Work instructions: Work through the material below and count the lines holding the word "Sitze"; give that count and nothing more.

Input data:
## start

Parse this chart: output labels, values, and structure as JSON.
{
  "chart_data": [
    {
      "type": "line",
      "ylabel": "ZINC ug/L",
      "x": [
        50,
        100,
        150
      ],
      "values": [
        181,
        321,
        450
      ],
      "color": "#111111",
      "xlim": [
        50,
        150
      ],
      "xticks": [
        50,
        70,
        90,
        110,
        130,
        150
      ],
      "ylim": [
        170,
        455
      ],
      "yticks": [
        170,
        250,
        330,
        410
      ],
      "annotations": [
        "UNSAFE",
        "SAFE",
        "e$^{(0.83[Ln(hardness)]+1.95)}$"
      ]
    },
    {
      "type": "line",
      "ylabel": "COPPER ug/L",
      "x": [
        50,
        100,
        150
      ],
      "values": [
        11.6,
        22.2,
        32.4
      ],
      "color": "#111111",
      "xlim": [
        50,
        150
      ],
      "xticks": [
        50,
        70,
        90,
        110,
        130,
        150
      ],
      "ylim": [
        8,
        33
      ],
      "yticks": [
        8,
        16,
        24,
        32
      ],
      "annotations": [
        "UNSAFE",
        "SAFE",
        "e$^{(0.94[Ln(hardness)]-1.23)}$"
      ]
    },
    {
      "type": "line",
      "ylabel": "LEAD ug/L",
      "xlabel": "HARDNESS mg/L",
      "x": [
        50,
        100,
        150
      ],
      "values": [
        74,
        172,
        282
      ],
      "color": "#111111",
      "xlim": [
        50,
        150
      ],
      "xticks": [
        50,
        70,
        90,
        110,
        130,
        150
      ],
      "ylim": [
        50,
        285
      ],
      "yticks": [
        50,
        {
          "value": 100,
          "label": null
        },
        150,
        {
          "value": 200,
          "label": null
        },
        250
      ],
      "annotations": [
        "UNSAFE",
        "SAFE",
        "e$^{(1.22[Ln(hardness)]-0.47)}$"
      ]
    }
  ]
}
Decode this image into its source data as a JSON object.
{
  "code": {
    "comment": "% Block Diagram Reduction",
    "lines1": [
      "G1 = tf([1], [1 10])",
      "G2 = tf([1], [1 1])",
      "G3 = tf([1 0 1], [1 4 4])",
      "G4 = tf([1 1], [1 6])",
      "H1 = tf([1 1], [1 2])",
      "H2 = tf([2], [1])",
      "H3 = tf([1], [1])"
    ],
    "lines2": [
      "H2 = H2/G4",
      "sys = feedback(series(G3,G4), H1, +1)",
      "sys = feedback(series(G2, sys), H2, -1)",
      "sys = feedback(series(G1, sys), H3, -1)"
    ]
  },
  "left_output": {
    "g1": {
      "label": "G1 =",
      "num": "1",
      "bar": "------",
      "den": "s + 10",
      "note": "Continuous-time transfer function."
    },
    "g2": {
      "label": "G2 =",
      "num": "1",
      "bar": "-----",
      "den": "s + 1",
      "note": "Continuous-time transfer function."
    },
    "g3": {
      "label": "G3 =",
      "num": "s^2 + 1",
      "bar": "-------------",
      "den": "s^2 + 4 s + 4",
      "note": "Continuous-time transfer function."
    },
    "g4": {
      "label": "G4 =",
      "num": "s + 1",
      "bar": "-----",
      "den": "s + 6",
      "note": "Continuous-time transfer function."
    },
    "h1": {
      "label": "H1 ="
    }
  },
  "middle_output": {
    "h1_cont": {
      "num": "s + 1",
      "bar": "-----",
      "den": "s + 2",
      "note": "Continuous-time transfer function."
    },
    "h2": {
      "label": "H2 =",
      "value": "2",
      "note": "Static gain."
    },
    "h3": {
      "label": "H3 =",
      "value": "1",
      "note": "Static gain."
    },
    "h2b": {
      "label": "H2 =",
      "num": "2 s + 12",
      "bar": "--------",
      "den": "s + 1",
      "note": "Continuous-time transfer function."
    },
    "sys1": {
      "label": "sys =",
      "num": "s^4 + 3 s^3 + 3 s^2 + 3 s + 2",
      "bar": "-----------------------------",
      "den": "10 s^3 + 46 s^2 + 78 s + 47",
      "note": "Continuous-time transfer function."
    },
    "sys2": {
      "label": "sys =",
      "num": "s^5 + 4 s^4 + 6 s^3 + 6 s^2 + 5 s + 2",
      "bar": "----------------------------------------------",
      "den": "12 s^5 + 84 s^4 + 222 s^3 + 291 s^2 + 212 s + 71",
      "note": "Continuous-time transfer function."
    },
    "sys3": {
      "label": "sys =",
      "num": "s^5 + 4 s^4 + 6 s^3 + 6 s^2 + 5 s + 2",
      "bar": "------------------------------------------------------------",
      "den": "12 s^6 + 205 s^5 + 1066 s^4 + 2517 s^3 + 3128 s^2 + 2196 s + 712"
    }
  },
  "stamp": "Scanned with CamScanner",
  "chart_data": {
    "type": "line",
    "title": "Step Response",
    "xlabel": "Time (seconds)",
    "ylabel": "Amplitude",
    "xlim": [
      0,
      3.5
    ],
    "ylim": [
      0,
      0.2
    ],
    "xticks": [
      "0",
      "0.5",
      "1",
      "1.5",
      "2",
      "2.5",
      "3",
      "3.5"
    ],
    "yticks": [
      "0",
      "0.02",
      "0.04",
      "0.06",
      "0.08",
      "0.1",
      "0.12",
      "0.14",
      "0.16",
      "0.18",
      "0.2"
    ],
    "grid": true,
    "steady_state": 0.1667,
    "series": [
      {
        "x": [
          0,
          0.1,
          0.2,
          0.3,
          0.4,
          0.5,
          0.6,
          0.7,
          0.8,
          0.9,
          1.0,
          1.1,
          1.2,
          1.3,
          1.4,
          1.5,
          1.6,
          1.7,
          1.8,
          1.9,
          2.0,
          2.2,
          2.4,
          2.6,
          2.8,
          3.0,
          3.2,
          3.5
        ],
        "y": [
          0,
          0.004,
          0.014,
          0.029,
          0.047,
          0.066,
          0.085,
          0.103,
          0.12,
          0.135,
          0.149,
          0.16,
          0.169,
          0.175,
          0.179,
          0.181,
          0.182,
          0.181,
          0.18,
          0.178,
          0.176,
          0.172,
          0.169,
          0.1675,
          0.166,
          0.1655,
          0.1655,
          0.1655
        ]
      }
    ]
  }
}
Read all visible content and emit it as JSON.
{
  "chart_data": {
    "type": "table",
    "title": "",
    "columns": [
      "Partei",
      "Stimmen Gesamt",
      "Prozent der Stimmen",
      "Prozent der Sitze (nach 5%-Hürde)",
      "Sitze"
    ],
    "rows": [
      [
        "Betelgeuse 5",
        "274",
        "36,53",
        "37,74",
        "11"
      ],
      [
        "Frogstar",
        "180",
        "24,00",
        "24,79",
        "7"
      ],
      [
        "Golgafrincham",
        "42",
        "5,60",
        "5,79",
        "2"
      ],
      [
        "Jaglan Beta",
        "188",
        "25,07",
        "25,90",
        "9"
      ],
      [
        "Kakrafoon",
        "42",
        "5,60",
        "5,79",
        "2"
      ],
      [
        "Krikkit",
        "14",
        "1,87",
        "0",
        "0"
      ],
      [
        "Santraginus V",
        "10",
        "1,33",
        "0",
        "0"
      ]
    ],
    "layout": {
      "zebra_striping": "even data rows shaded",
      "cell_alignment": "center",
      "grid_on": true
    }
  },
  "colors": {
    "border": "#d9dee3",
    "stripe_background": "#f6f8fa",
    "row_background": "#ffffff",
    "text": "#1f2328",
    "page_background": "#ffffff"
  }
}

## end

Complete response: 2